_Texte source_
Le pouvoir d'achat des ménages a légèrement accéléré (+ 0,6%) en 2020, selon l'Insee. Dans le même temps, l'épargne a atteint des sommets (21,6%). Cette montagne d'épargne qui devient un enjeu de la reprise a ravivé les débats sur la nécessité d'une fiscalité ciblée.La pandémie bouscule tous les repères des comptables nationaux. Selon la dernière livraison de l'Insee dévoilée ce vendredi 26 février, le pouvoir d'achat des ménages (revenu disponible brut) en 2020 a accéléré de 0,6% après 2,1% en 2019. Dans le détail, le revenu disponible par unité de consommation (une unité de consommation correspond à un adulte dans une ménage) a stagné. Surtout, cette moyenne masque des disparités en fonction de la composition des ménages et des catégories sociales. Sur ce point, l'Insee ne fournit pas de chiffres précis mais une récente enquête du conseil d'analyse économique montrait que le revenu des jeunes s'était particulièrement dégradé l'an passé (entre -5% et -10%).
Si la plupart des dispositifs mis en oeuvre ont permis de préserver la grande majorité des revenus des Français, beaucoup de ménages ont basculé dans la pauvreté et les minimas sociaux comme en témoignent les longues files d'attente auprès des banques alimentaires et la hausse du nombre d'allocataires du RSA.

_Données fournies_

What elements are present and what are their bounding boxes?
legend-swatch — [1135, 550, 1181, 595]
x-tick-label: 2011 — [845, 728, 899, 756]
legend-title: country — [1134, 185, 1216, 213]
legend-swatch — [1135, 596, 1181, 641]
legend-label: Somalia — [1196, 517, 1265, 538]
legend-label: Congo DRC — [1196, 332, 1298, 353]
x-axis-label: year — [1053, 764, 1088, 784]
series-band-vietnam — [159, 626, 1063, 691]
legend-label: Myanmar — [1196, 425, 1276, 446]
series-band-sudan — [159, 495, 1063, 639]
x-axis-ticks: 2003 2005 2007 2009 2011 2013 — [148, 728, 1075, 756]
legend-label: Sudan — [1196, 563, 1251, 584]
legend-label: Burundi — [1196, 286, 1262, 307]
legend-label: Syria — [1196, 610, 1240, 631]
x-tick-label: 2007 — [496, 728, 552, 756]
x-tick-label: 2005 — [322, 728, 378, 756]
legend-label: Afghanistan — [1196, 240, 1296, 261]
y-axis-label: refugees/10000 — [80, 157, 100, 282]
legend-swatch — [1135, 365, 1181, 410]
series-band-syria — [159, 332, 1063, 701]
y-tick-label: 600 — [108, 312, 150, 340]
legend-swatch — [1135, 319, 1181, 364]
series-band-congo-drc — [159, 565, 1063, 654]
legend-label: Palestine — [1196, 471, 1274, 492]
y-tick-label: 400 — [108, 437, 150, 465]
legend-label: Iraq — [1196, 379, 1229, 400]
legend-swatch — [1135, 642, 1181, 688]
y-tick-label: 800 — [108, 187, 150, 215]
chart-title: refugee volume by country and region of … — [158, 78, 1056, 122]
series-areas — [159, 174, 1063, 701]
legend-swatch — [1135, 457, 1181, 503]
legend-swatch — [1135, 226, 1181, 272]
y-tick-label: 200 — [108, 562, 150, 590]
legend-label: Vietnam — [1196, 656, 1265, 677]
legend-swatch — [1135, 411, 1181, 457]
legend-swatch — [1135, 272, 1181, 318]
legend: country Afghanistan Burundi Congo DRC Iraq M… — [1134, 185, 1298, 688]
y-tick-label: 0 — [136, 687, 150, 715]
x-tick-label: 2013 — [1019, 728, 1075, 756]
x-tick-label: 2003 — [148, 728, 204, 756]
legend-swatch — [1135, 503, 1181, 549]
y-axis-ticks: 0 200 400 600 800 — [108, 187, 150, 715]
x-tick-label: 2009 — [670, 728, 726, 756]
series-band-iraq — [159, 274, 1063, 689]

_Tâches à réaliser_
A - Résumez le texte source en deux phrases.
B - Recopiez fidèlement le passage du texte source qui va de « Si la plupart » jusqu'à « d'allocataires du RSA. » inclus.

_Réponses aux tâches_
A - Selon l'Insee, le pouvoir d'achat des ménages a progressé de 0,6 % en 2020, tandis que l'épargne a atteint des sommets (21,6 %), ce qui a ravivé les débats sur la nécessité d'une fiscalité ciblée. Cette moyenne masque des disparités : d'après une enquête du conseil d'analyse économique, le revenu des jeunes s'est particulièrement dégradé, et beaucoup de ménages ont basculé dans la pauvreté et les minimas sociaux.

B -
Si la plupart des dispositifs mis en oeuvre ont permis de préserver la grande majorité des revenus des Français, beaucoup de ménages ont basculé dans la pauvreté et les minimas sociaux comme en témoignent les longues files d'attente auprès des banques alimentaires et la hausse du nombre d'allocataires du RSA.